— Given request —
Read the records below. Copy each line where the string "JSON" occurs.

***

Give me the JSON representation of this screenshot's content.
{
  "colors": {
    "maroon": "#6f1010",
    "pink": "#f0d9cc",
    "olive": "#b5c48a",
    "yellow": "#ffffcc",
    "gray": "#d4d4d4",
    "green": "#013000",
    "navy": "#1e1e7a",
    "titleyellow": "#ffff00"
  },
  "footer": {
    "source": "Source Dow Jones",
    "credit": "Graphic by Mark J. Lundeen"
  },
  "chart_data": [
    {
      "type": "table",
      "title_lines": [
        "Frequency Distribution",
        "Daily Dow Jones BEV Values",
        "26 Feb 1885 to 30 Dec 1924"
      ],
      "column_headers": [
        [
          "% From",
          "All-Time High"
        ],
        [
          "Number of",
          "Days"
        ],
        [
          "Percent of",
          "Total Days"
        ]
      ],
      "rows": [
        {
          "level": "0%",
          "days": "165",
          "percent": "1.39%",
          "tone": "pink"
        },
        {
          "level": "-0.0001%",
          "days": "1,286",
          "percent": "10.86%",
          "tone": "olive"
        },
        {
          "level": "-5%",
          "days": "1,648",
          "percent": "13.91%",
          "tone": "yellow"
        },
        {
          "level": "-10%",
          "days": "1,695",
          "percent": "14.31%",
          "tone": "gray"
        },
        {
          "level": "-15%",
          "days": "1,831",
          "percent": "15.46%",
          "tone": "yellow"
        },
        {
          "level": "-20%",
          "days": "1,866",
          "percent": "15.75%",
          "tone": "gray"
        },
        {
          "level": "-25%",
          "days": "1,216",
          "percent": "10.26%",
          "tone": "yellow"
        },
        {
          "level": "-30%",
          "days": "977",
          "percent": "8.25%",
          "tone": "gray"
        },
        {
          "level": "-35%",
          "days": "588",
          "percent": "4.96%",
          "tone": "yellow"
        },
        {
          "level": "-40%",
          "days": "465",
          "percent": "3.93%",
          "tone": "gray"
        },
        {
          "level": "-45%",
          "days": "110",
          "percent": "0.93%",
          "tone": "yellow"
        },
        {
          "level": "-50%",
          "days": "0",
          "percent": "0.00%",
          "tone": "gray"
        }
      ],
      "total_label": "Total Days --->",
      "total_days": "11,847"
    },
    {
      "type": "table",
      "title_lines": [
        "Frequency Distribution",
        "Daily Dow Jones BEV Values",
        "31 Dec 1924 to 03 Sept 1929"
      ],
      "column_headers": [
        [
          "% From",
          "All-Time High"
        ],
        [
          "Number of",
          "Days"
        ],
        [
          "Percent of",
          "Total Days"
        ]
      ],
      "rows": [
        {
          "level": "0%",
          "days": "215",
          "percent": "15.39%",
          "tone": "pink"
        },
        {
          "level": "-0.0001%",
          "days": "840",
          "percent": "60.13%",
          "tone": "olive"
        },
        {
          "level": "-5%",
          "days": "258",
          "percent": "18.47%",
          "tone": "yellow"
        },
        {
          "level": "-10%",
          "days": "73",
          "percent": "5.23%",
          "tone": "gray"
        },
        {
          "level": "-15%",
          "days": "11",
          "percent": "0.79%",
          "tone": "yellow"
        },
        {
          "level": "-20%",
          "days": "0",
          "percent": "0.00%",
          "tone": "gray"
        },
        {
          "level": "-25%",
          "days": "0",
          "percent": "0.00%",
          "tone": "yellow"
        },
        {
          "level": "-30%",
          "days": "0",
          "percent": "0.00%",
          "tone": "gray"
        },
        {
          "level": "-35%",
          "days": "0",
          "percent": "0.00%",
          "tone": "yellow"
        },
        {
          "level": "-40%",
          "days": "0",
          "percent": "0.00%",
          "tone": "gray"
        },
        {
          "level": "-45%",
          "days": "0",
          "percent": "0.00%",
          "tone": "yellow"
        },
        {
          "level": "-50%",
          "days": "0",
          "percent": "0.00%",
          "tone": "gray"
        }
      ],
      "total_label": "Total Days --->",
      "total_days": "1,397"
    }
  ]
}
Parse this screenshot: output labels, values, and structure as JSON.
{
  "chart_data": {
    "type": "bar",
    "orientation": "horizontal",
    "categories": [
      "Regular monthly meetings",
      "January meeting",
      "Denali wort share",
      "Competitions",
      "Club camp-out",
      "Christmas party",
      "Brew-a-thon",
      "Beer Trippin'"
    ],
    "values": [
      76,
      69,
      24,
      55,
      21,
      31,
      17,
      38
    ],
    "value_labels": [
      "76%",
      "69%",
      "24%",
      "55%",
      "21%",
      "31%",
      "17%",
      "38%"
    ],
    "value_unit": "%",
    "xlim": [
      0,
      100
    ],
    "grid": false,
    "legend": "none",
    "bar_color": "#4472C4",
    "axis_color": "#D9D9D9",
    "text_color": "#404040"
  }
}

***

— Correct answer —
Give me the JSON representation of this screenshot's content.
Parse this screenshot: output labels, values, and structure as JSON.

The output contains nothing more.